▶ **Consigne 1**
Indiquez si chacune des affirmations suivantes concorde avec l’extrait sur Agamben ci-dessous, en répondant par oui ou non et en citant les mots décisifs de l’extrait. (a) Il existe des degrés dans l’humain selon la culture ou la religion. (b) Le texte présente comme un impératif catégorique le principe selon lequel rien ne saurait porter atteinte à l’humanité de l’homme. (c) Une éthique peut laisser hors de soi une part de l’humain lorsqu’elle est trop pénible à regarder.
▶ **Consigne 2**
D’après l’extrait sur Agamben ci-dessous, quelle question du philosophe est reprise une dernière fois ?

▶ **Extrait du texte**

..............................

Agamben veut réveiller l’« injonction » de Levi. Considérez si c’est encore un être humain.


La limite indépassable

Reprenons une dernière fois la question d’Agamben : « Que veut dire, pour un homme, devenir un non-homme ? » Est-ce même possible ? La réponse du philosophe est claire :

« Aucune éthique ne peut se permettre de laisser hors de soi une part de l’humain, si ingrate soit-elle, si pénible à regarder. »

Tout homme est authentiquement humain. Il n’y a pas de gradation dans l’humain, quels que soient son origine géographique, sa culture, sa religion, son sexe, ses particularités physiques … Rien ne saurait porter atteinte à l’humanité de l’homme. C’est là la base même de l’éthique. C’est un impératif catégorique. Vaciller à ce niveau-là revient à mettre en péril l’existence de la possibilité de la vie, pour chaque être humain.

..............................

▶ **Données fournies**
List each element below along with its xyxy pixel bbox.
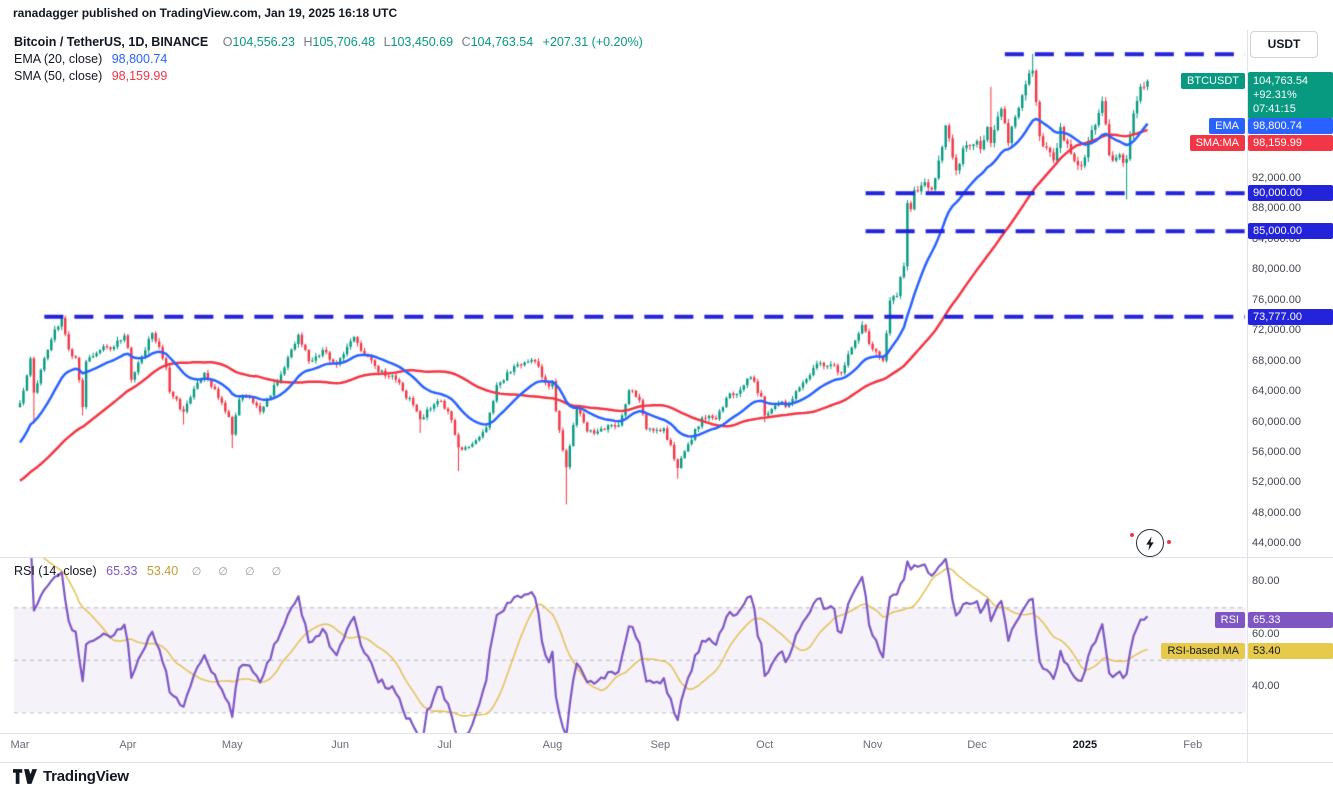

..............................

▶ **Bonne réponse 1**
(a) Non : « Il n’y a pas de gradation dans l’humain ».
(b) Oui : « C’est un impératif catégorique. »
(c) Non : « Aucune éthique ne peut se permettre de laisser hors de soi une part de l’humain, si ingrate soit-elle, si pénible à regarder. »

▶ **Bonne réponse 2**
« Que veut dire, pour un homme, devenir un non-homme ? »